(Data items)
• • • •

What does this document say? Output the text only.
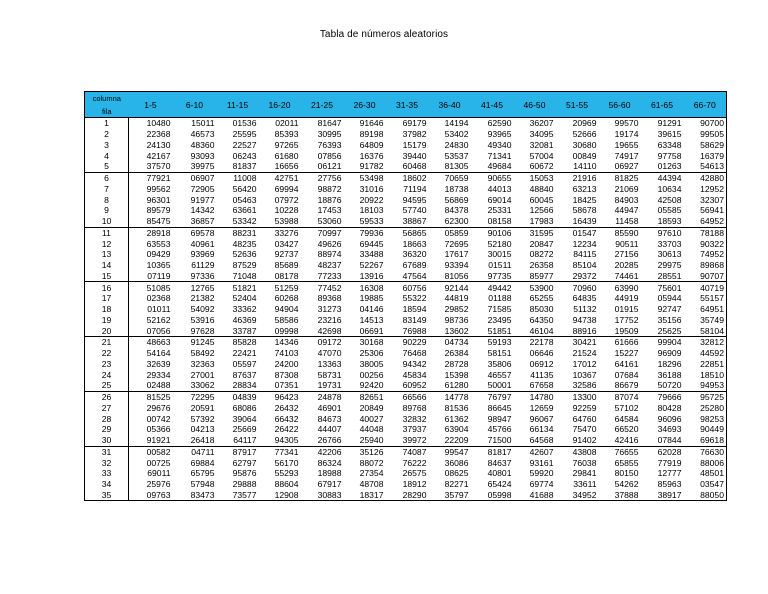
Tabla de números aleatorios
columna	1-5	6-10	11-15	16-20	21-25	26-30	31-35	36-40	41-45	46-50	51-55	56-60	61-65	66-70
fila														
1	10480	15011	01536	02011	81647	91646	69179	14194	62590	36207	20969	99570	91291	90700
2	22368	46573	25595	85393	30995	89198	37982	53402	93965	34095	52666	19174	39615	99505
3	24130	48360	22527	97265	76393	64809	15179	24830	49340	32081	30680	19655	63348	58629
4	42167	93093	06243	61680	07856	16376	39440	53537	71341	57004	00849	74917	97758	16379
5	37570	39975	81837	16656	06121	91782	60468	81305	49684	60672	14110	06927	01263	54613
6	77921	06907	11008	42751	27756	53498	18602	70659	90655	15053	21916	81825	44394	42880
7	99562	72905	56420	69994	98872	31016	71194	18738	44013	48840	63213	21069	10634	12952
8	96301	91977	05463	07972	18876	20922	94595	56869	69014	60045	18425	84903	42508	32307
9	89579	14342	63661	10228	17453	18103	57740	84378	25331	12566	58678	44947	05585	56941
10	85475	36857	53342	53988	53060	59533	38867	62300	08158	17983	16439	11458	18593	64952
11	28918	69578	88231	33276	70997	79936	56865	05859	90106	31595	01547	85590	97610	78188
12	63553	40961	48235	03427	49626	69445	18663	72695	52180	20847	12234	90511	33703	90322
13	09429	93969	52636	92737	88974	33488	36320	17617	30015	08272	84115	27156	30613	74952
14	10365	61129	87529	85689	48237	52267	67689	93394	01511	26358	85104	20285	29975	89868
15	07119	97336	71048	08178	77233	13916	47564	81056	97735	85977	29372	74461	28551	90707
16	51085	12765	51821	51259	77452	16308	60756	92144	49442	53900	70960	63990	75601	40719
17	02368	21382	52404	60268	89368	19885	55322	44819	01188	65255	64835	44919	05944	55157
18	01011	54092	33362	94904	31273	04146	18594	29852	71585	85030	51132	01915	92747	64951
19	52162	53916	46369	58586	23216	14513	83149	98736	23495	64350	94738	17752	35156	35749
20	07056	97628	33787	09998	42698	06691	76988	13602	51851	46104	88916	19509	25625	58104
21	48663	91245	85828	14346	09172	30168	90229	04734	59193	22178	30421	61666	99904	32812
22	54164	58492	22421	74103	47070	25306	76468	26384	58151	06646	21524	15227	96909	44592
23	32639	32363	05597	24200	13363	38005	94342	28728	35806	06912	17012	64161	18296	22851
24	29334	27001	87637	87308	58731	00256	45834	15398	46557	41135	10367	07684	36188	18510
25	02488	33062	28834	07351	19731	92420	60952	61280	50001	67658	32586	86679	50720	94953
26	81525	72295	04839	96423	24878	82651	66566	14778	76797	14780	13300	87074	79666	95725
27	29676	20591	68086	26432	46901	20849	89768	81536	86645	12659	92259	57102	80428	25280
28	00742	57392	39064	66432	84673	40027	32832	61362	98947	96067	64760	64584	96096	98253
29	05366	04213	25669	26422	44407	44048	37937	63904	45766	66134	75470	66520	34693	90449
30	91921	26418	64117	94305	26766	25940	39972	22209	71500	64568	91402	42416	07844	69618
31	00582	04711	87917	77341	42206	35126	74087	99547	81817	42607	43808	76655	62028	76630
32	00725	69884	62797	56170	86324	88072	76222	36086	84637	93161	76038	65855	77919	88006
33	69011	65795	95876	55293	18988	27354	26575	08625	40801	59920	29841	80150	12777	48501
34	25976	57948	29888	88604	67917	48708	18912	82271	65424	69774	33611	54262	85963	03547
35	09763	83473	73577	12908	30883	18317	28290	35797	05998	41688	34952	37888	38917	88050
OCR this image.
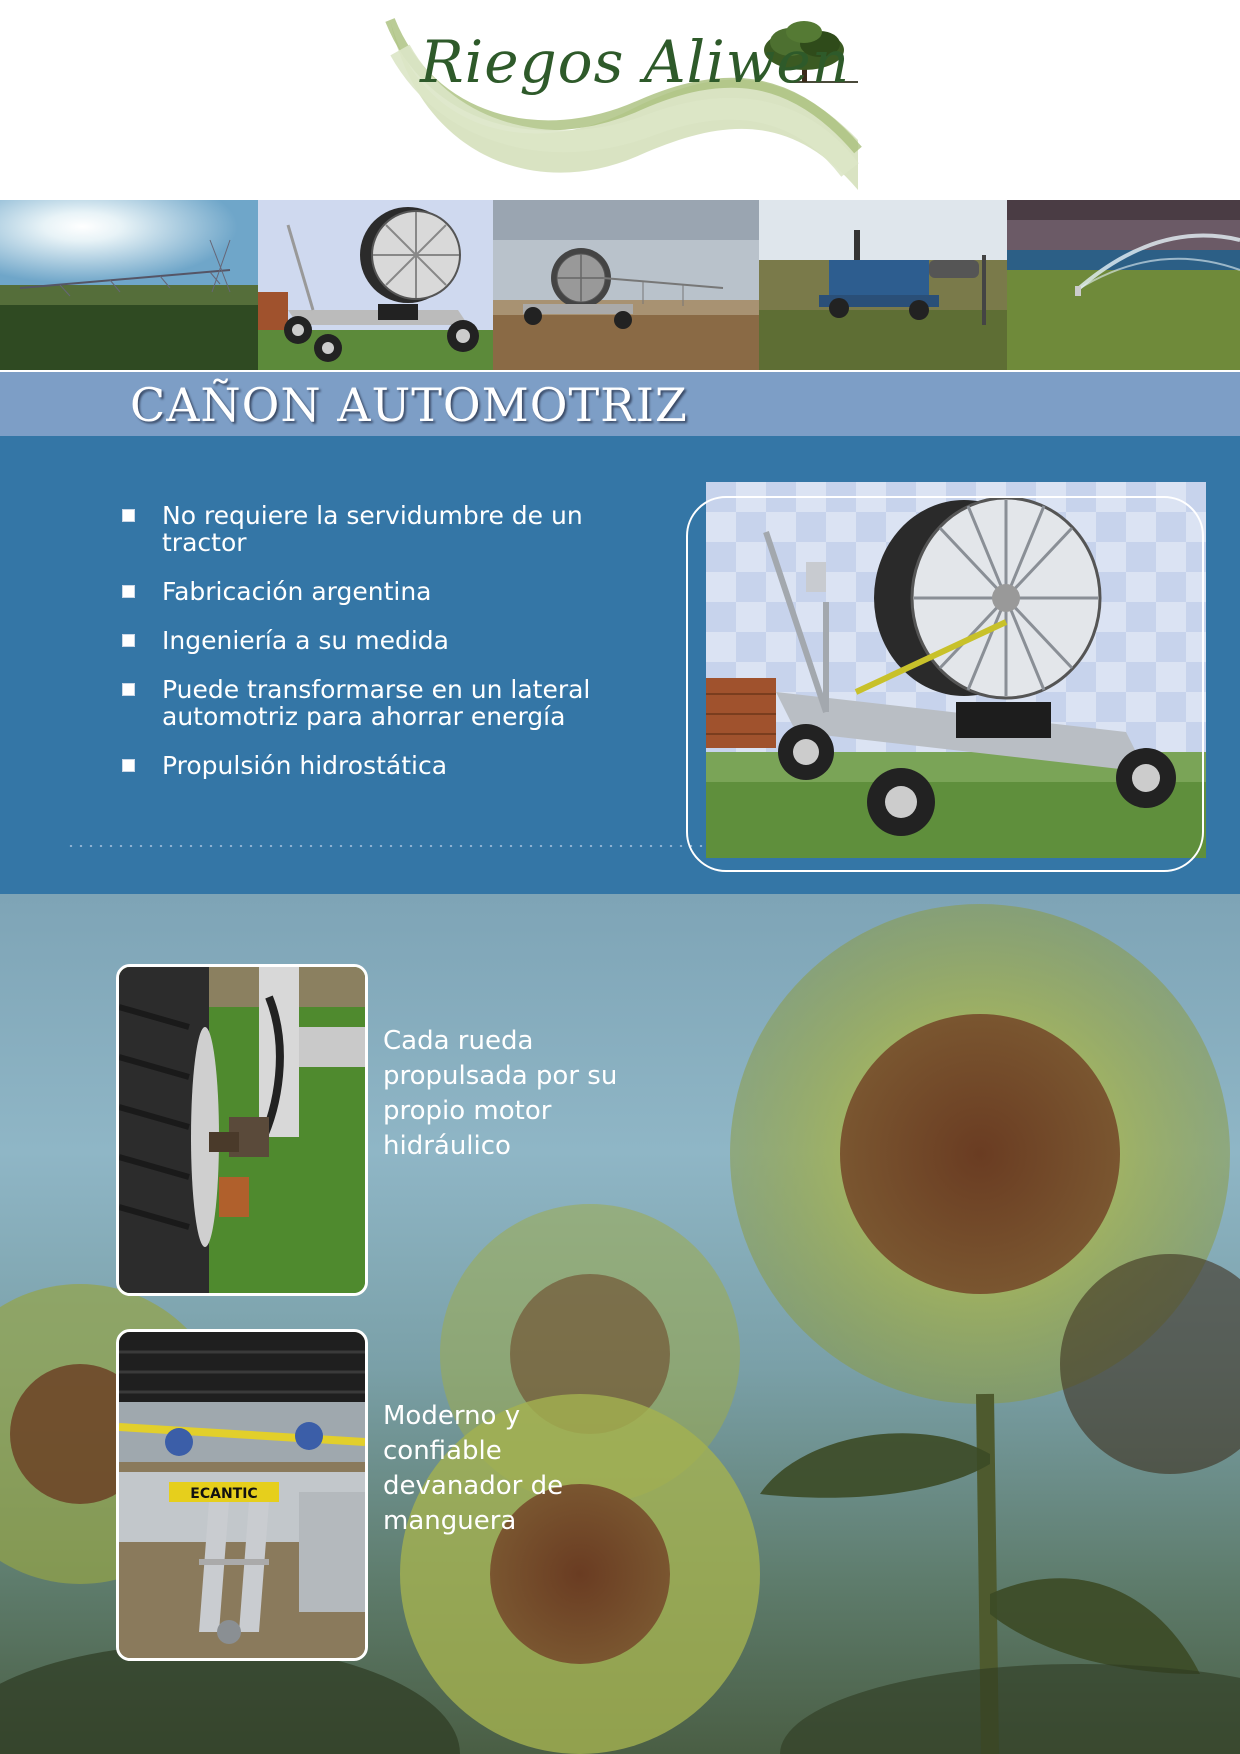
Riegos Aliwen
CAÑON AUTOMOTRIZ
No requiere la servidumbre de un tractor
Fabricación argentina
Ingeniería a su medida
Puede transformarse en un lateral automotriz para ahorrar energía
Propulsión hidrostática
Cada rueda propulsada por su propio motor hidráulico
ECANTIC
Moderno y confiable devanador de manguera
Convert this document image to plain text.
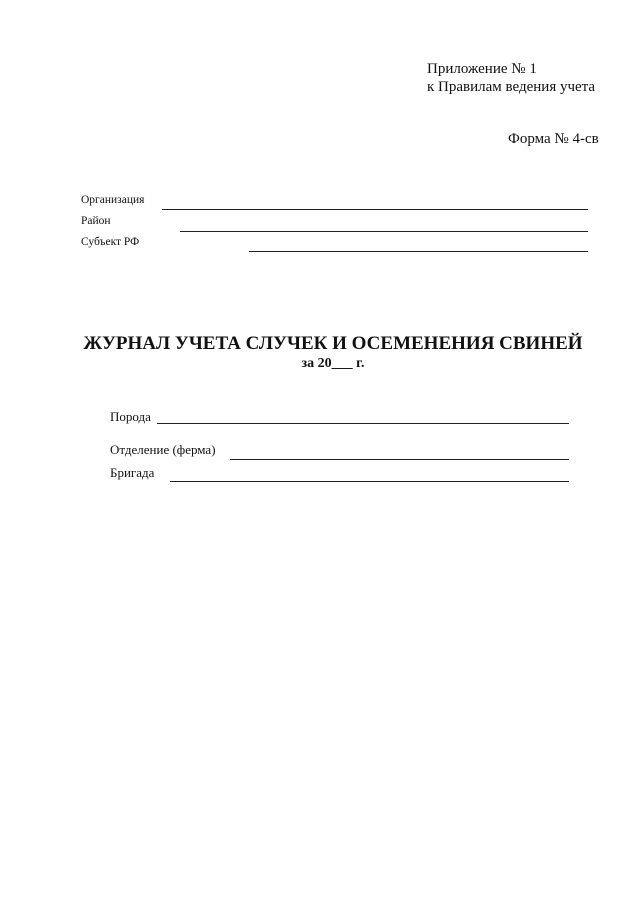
Приложение № 1
к Правилам ведения учета
Форма № 4-св
Организация
Район
Субъект РФ
ЖУРНАЛ УЧЕТА СЛУЧЕК И ОСЕМЕНЕНИЯ СВИНЕЙ
за 20___ г.
Порода
Отделение (ферма)
Бригада
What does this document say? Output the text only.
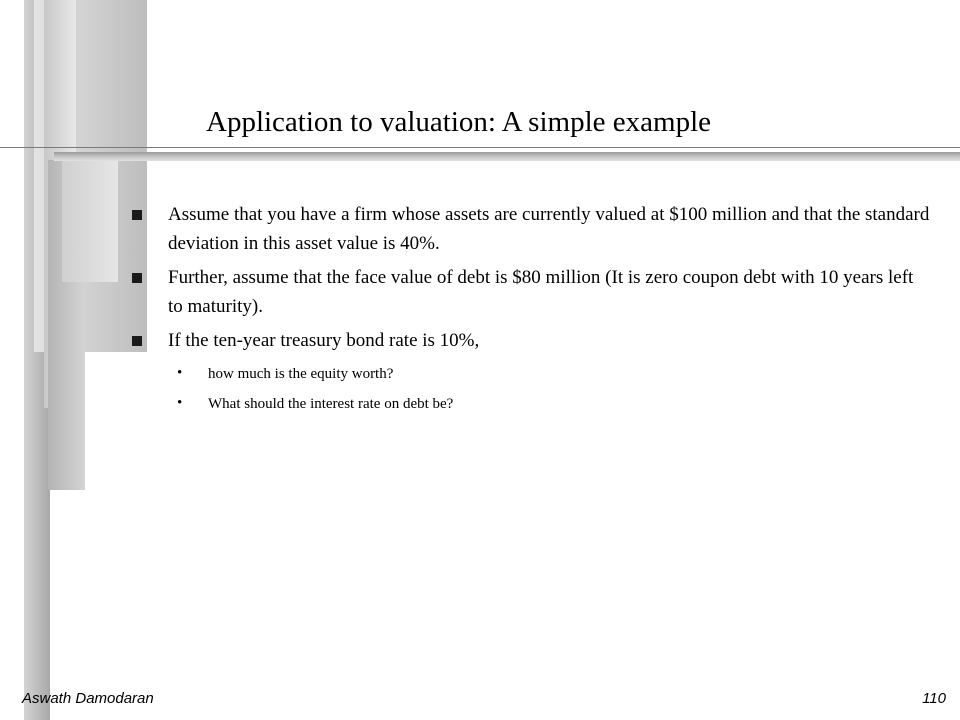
Application to valuation: A simple example
Assume that you have a firm whose assets are currently valued at $100 million and that the standard deviation in this asset value is 40%.
Further, assume that the face value of debt is $80 million (It is zero coupon debt with 10 years left to maturity).
If the ten-year treasury bond rate is 10%,
• how much is the equity worth?
• What should the interest rate on debt be?
Aswath Damodaran	110
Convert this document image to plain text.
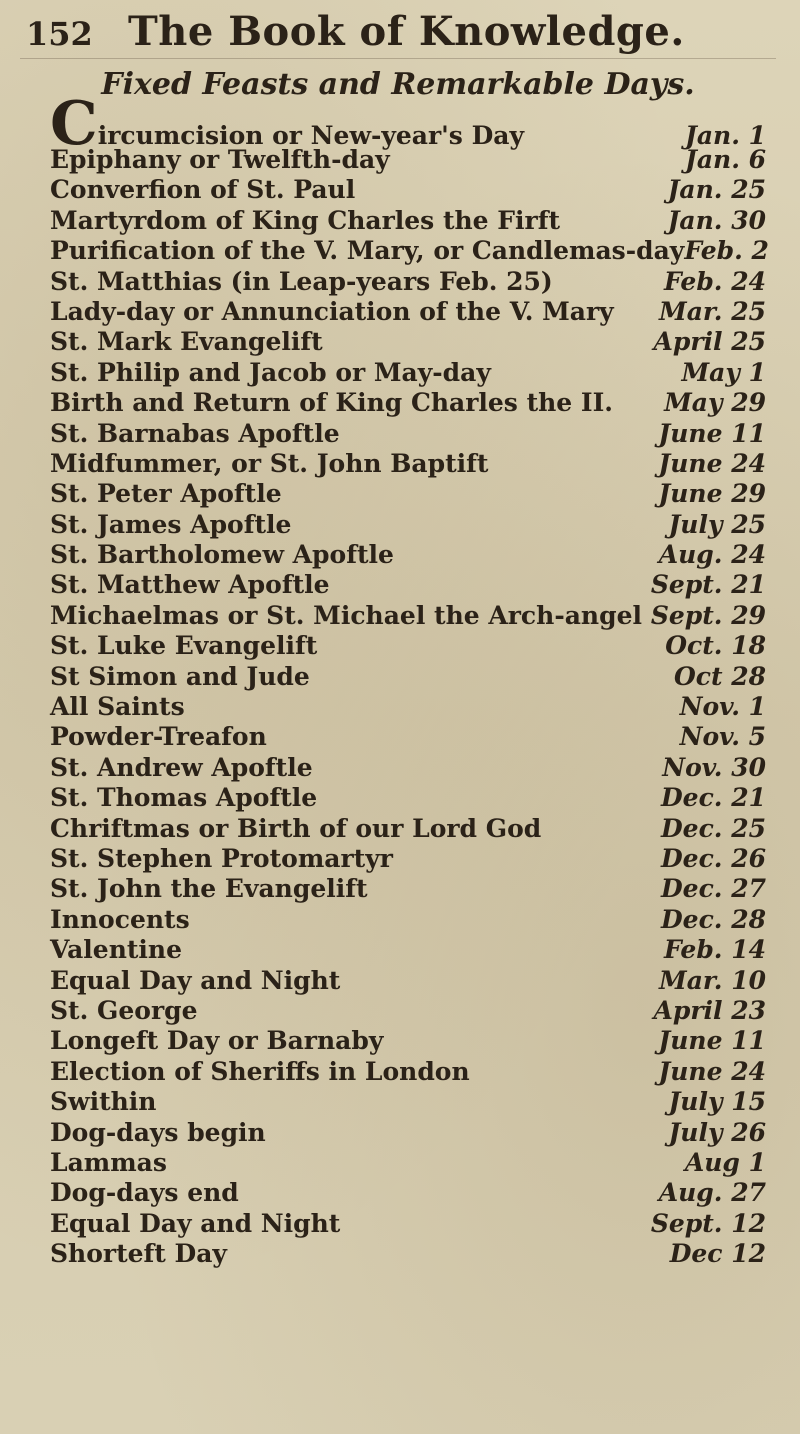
152 The Book of Knowledge.
Fixed Feasts and Remarkable Days.
Circumcision or New-year's Day	Jan. 1
Epiphany or Twelfth-day	Jan. 6
Converfion of St. Paul	Jan. 25
Martyrdom of King Charles the Firft	Jan. 30
Purification of the V. Mary, or Candlemas-day Feb. 2
St. Matthias (in Leap-years Feb. 25)	Feb. 24
Lady-day or Annunciation of the V. Mary Mar. 25
St. Mark Evangelift	April 25
St. Philip and Jacob or May-day	May 1
Birth and Return of King Charles the II. May 29
St. Barnabas Apoftle	June 11
Midfummer, or St. John Baptift	June 24
St. Peter Apoftle	June 29
St. James Apoftle	July 25
St. Bartholomew Apoftle	Aug. 24
St. Matthew Apoftle	Sept. 21
Michaelmas or St. Michael the Arch-angel Sept. 29
St. Luke Evangelift	Oct. 18
St Simon and Jude	Oct 28
All Saints	Nov. 1
Powder-Treafon	Nov. 5
St. Andrew Apoftle	Nov. 30
St. Thomas Apoftle	Dec. 21
Chriftmas or Birth of our Lord God	Dec. 25
St. Stephen Protomartyr	Dec. 26
St. John the Evangelift	Dec. 27
Innocents	Dec. 28
Valentine	Feb. 14
Equal Day and Night	Mar. 10
St. George	April 23
Longeft Day or Barnaby	June 11
Election of Sheriffs in London	June 24
Swithin	July 15
Dog-days begin	July 26
Lammas	Aug 1
Dog-days end	Aug. 27
Equal Day and Night	Sept. 12
Shorteft Day	Dec 12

• • • •

* EXERCISE PROMPT
Copy out all lines above that include the string "years".

* WRITTEN SOLUTION
Further, assume that the face value of debt is $80 million (It is zero coupon debt with 10 years left to maturity).
St. Matthias (in Leap-years Feb. 25)	Feb. 24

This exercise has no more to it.